**TRY IT**: Transcribe each entry so that nothing differs from the original.

**THE DATA**:
╭──

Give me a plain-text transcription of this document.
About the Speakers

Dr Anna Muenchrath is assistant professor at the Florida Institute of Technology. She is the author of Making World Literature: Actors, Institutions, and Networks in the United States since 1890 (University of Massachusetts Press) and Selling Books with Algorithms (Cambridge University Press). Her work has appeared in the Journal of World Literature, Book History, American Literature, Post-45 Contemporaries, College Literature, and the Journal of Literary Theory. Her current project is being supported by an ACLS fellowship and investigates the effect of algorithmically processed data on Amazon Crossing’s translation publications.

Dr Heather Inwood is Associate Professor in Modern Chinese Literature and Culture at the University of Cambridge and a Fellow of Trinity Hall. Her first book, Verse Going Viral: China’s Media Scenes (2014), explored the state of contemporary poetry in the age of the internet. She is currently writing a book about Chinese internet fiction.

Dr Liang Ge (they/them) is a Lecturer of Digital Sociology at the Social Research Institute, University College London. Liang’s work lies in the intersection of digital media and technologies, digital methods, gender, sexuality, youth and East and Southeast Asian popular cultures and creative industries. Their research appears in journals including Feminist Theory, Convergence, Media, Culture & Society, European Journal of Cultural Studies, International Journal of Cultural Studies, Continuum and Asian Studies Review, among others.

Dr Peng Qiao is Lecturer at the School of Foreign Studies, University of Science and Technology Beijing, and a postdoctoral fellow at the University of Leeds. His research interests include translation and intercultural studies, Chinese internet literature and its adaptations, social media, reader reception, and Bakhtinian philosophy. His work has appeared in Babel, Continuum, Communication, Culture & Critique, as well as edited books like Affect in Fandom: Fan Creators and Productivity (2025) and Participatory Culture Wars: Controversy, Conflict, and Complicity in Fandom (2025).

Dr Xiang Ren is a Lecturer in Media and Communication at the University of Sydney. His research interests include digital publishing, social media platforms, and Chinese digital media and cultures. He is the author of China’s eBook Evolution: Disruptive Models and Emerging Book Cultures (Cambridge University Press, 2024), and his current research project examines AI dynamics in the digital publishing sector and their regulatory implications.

╰──

**WRITTEN SOLUTION**:
Give me a plain-text transcription of this document.
About the Speakers

Dr Anna Muenchrath is assistant professor at the Florida Institute of Technology. She is the author of Making World Literature: Actors, Institutions, and Networks in the United States since 1890 (University of Massachusetts Press) and Selling Books with Algorithms (Cambridge University Press). Her work has appeared in the Journal of World Literature, Book History, American Literature, Post-45 Contemporaries, College Literature, and the Journal of Literary Theory. Her current project is being supported by an ACLS fellowship and investigates the effect of algorithmically processed data on Amazon Crossing’s translation publications.

Dr Heather Inwood is Associate Professor in Modern Chinese Literature and Culture at the University of Cambridge and a Fellow of Trinity Hall. Her first book, Verse Going Viral: China’s Media Scenes (2014), explored the state of contemporary poetry in the age of the internet. She is currently writing a book about Chinese internet fiction.

Dr Liang Ge (they/them) is a Lecturer of Digital Sociology at the Social Research Institute, University College London. Liang’s work lies in the intersection of digital media and technologies, digital methods, gender, sexuality, youth and East and Southeast Asian popular cultures and creative industries. Their research appears in journals including Feminist Theory, Convergence, Media, Culture & Society, European Journal of Cultural Studies, International Journal of Cultural Studies, Continuum and Asian Studies Review, among others.

Dr Peng Qiao is Lecturer at the School of Foreign Studies, University of Science and Technology Beijing, and a postdoctoral fellow at the University of Leeds. His research interests include translation and intercultural studies, Chinese internet literature and its adaptations, social media, reader reception, and Bakhtinian philosophy. His work has appeared in Babel, Continuum, Communication, Culture & Critique, as well as edited books like Affect in Fandom: Fan Creators and Productivity (2025) and Participatory Culture Wars: Controversy, Conflict, and Complicity in Fandom (2025).

Dr Xiang Ren is a Lecturer in Media and Communication at the University of Sydney. His research interests include digital publishing, social media platforms, and Chinese digital media and cultures. He is the author of China’s eBook Evolution: Disruptive Models and Emerging Book Cultures (Cambridge University Press, 2024), and his current research project examines AI dynamics in the digital publishing sector and their regulatory implications.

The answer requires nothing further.